> [Work to do]: Both the line containing "Give me a plain-text" and the last line of the listing are included: write out exactly the lines from one to the other.

Entries taken from a collection:

============================================================

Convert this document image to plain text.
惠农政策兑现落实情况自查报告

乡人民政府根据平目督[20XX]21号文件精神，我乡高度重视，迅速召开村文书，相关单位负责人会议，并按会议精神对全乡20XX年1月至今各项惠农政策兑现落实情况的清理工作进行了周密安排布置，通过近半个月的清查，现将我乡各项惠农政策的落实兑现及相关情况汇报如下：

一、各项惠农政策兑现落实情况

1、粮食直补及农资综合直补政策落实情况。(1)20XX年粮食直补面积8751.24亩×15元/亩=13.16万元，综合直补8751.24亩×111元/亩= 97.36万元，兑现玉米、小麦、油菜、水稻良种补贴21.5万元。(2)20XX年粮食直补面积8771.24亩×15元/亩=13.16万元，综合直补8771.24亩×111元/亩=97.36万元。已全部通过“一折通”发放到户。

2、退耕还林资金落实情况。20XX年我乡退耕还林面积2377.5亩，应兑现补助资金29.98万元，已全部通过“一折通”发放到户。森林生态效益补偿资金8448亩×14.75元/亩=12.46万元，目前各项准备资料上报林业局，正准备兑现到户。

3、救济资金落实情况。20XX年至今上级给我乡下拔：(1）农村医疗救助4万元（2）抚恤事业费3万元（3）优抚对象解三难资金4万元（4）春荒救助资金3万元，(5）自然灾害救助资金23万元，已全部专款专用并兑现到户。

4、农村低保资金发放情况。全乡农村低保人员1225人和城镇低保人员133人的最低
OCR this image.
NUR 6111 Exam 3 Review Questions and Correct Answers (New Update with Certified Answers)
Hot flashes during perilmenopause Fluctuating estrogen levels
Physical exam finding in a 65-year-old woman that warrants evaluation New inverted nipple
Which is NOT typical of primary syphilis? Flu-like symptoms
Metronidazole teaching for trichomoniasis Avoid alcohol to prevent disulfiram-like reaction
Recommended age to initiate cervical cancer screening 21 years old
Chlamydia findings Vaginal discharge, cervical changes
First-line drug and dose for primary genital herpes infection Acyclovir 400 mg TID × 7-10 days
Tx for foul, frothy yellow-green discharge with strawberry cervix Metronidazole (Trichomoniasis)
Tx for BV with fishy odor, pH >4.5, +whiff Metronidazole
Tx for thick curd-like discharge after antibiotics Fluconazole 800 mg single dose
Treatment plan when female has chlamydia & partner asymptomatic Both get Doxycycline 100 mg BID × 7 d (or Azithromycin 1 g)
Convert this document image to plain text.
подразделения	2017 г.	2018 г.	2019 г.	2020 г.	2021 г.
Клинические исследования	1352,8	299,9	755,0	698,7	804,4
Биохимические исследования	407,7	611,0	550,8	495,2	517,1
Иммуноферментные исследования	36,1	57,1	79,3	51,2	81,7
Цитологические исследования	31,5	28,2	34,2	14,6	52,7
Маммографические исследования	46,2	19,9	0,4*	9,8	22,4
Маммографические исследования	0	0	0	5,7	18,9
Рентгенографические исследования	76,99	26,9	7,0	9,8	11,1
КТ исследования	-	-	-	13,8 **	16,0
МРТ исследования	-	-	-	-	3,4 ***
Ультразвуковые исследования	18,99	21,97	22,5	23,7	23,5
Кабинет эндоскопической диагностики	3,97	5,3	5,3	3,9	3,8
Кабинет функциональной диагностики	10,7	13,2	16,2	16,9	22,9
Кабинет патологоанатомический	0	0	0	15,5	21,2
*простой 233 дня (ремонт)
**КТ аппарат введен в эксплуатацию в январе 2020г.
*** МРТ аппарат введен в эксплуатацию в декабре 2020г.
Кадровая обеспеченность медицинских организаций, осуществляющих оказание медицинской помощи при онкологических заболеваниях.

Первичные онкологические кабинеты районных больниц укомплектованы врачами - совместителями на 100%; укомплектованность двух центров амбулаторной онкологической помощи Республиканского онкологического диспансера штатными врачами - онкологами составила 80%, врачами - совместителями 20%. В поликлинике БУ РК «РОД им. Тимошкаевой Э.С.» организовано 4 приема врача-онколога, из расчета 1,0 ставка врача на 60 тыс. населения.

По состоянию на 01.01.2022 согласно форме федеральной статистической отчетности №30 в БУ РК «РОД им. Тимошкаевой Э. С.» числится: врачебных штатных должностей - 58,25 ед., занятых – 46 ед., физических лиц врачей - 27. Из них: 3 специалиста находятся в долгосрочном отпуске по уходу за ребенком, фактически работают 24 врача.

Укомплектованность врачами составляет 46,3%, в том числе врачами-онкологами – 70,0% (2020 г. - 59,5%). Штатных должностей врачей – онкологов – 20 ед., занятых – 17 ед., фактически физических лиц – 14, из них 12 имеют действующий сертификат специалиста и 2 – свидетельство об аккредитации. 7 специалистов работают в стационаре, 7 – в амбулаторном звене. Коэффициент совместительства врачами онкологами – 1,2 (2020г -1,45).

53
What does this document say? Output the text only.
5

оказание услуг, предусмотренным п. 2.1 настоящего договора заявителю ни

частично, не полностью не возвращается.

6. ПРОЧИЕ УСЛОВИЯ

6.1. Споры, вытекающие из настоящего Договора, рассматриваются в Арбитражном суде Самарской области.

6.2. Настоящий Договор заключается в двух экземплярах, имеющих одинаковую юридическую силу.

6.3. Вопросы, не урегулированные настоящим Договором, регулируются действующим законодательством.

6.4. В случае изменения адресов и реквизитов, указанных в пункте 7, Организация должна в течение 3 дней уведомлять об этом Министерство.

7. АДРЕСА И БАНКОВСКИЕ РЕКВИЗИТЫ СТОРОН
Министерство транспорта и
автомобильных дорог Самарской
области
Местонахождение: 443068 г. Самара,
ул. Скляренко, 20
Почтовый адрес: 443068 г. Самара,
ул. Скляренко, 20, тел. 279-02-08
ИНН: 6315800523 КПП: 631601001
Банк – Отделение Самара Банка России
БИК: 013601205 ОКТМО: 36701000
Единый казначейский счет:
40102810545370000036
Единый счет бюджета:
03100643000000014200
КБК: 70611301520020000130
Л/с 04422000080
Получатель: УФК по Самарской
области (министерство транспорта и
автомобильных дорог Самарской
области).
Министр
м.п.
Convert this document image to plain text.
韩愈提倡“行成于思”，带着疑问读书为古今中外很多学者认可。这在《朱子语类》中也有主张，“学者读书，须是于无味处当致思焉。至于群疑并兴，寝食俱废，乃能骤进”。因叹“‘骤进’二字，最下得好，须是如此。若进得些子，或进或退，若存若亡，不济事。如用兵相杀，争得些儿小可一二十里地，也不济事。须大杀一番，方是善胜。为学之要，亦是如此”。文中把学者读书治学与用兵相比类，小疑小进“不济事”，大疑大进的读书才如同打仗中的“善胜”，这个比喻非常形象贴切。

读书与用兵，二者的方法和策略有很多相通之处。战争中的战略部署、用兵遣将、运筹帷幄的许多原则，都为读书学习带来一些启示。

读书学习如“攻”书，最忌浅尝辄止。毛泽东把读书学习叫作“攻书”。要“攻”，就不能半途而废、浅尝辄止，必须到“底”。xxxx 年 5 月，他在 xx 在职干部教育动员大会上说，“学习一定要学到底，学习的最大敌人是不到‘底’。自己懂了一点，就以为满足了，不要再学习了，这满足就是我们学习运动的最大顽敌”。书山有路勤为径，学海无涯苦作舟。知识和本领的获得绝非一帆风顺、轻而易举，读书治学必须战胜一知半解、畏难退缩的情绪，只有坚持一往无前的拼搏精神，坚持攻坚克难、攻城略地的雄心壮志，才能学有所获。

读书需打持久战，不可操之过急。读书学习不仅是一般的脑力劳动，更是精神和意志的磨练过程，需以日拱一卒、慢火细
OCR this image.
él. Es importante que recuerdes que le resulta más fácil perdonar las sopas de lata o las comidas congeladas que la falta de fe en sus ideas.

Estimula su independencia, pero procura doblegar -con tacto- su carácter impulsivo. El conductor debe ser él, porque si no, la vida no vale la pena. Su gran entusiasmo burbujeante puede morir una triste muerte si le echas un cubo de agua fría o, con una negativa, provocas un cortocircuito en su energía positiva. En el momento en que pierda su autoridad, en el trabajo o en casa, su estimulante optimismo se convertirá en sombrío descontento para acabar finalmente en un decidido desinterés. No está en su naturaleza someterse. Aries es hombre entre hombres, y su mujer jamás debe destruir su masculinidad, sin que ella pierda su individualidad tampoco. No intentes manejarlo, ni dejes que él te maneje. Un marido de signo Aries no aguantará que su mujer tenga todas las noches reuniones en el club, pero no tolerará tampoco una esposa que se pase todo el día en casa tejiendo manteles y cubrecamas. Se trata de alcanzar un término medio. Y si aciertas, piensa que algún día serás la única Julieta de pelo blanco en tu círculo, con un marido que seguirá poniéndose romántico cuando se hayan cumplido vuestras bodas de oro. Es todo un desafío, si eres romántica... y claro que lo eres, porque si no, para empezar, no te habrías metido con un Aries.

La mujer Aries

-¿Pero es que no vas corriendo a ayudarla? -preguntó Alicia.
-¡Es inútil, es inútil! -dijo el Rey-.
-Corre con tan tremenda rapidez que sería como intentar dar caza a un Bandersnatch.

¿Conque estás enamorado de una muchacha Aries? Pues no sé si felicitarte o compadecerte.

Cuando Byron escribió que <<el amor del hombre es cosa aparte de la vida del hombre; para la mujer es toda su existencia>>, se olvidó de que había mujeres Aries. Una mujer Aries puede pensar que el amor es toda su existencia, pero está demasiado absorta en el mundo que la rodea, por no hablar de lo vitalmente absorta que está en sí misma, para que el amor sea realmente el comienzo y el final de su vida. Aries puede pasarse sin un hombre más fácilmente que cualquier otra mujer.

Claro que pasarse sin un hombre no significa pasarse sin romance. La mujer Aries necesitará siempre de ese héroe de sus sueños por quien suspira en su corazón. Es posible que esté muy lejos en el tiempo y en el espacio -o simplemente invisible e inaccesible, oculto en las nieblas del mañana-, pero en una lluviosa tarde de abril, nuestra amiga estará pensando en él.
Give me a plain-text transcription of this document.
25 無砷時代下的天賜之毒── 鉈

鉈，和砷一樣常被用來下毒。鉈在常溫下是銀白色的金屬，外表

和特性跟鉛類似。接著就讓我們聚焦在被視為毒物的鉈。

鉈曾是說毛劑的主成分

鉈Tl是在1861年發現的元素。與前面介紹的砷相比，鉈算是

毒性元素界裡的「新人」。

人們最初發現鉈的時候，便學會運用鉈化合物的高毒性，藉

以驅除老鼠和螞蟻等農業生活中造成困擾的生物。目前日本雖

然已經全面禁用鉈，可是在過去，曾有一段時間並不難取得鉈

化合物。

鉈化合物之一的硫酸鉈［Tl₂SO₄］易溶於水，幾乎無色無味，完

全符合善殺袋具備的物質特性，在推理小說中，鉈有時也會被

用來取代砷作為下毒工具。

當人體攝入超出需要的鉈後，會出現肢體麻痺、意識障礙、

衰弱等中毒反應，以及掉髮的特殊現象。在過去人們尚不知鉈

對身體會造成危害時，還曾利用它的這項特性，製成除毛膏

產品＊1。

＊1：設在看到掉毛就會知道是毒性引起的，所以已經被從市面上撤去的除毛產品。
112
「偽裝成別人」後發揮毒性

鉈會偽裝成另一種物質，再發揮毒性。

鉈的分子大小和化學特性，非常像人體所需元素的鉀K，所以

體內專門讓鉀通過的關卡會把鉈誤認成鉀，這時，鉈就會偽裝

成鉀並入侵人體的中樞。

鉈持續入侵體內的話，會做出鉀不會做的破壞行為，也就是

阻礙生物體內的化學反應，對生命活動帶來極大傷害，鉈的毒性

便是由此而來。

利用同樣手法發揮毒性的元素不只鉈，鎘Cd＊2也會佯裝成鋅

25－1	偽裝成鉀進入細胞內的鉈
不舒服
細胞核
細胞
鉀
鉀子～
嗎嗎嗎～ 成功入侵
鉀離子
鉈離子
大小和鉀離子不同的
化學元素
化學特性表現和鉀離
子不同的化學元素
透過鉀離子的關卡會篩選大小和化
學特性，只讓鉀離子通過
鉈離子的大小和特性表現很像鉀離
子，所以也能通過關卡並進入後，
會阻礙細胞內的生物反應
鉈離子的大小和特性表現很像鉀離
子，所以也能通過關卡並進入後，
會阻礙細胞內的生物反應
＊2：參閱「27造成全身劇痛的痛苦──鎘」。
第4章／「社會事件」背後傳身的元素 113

============================================================

> [Solution to this task]:
Give me a plain-text transcription of this document.
25 無砷時代下的天賜之毒── 鉈

鉈，和砷一樣常被用來下毒。鉈在常溫下是銀白色的金屬，外表

和特性跟鉛類似。接著就讓我們聚焦在被視為毒物的鉈。

鉈曾是說毛劑的主成分

鉈Tl是在1861年發現的元素。與前面介紹的砷相比，鉈算是

毒性元素界裡的「新人」。

人們最初發現鉈的時候，便學會運用鉈化合物的高毒性，藉

以驅除老鼠和螞蟻等農業生活中造成困擾的生物。目前日本雖

然已經全面禁用鉈，可是在過去，曾有一段時間並不難取得鉈

化合物。

鉈化合物之一的硫酸鉈［Tl₂SO₄］易溶於水，幾乎無色無味，完

全符合善殺袋具備的物質特性，在推理小說中，鉈有時也會被

用來取代砷作為下毒工具。

當人體攝入超出需要的鉈後，會出現肢體麻痺、意識障礙、

衰弱等中毒反應，以及掉髮的特殊現象。在過去人們尚不知鉈

對身體會造成危害時，還曾利用它的這項特性，製成除毛膏

產品＊1。

＊1：設在看到掉毛就會知道是毒性引起的，所以已經被從市面上撤去的除毛產品。
112
「偽裝成別人」後發揮毒性

鉈會偽裝成另一種物質，再發揮毒性。

鉈的分子大小和化學特性，非常像人體所需元素的鉀K，所以

體內專門讓鉀通過的關卡會把鉈誤認成鉀，這時，鉈就會偽裝

成鉀並入侵人體的中樞。

鉈持續入侵體內的話，會做出鉀不會做的破壞行為，也就是

阻礙生物體內的化學反應，對生命活動帶來極大傷害，鉈的毒性

便是由此而來。

利用同樣手法發揮毒性的元素不只鉈，鎘Cd＊2也會佯裝成鋅

25－1	偽裝成鉀進入細胞內的鉈
不舒服
細胞核
細胞
鉀
鉀子～
嗎嗎嗎～ 成功入侵
鉀離子
鉈離子
大小和鉀離子不同的
化學元素
化學特性表現和鉀離
子不同的化學元素
透過鉀離子的關卡會篩選大小和化
學特性，只讓鉀離子通過
鉈離子的大小和特性表現很像鉀離
子，所以也能通過關卡並進入後，
會阻礙細胞內的生物反應
鉈離子的大小和特性表現很像鉀離
子，所以也能通過關卡並進入後，
會阻礙細胞內的生物反應
＊2：參閱「27造成全身劇痛的痛苦──鎘」。
第4章／「社會事件」背後傳身的元素 113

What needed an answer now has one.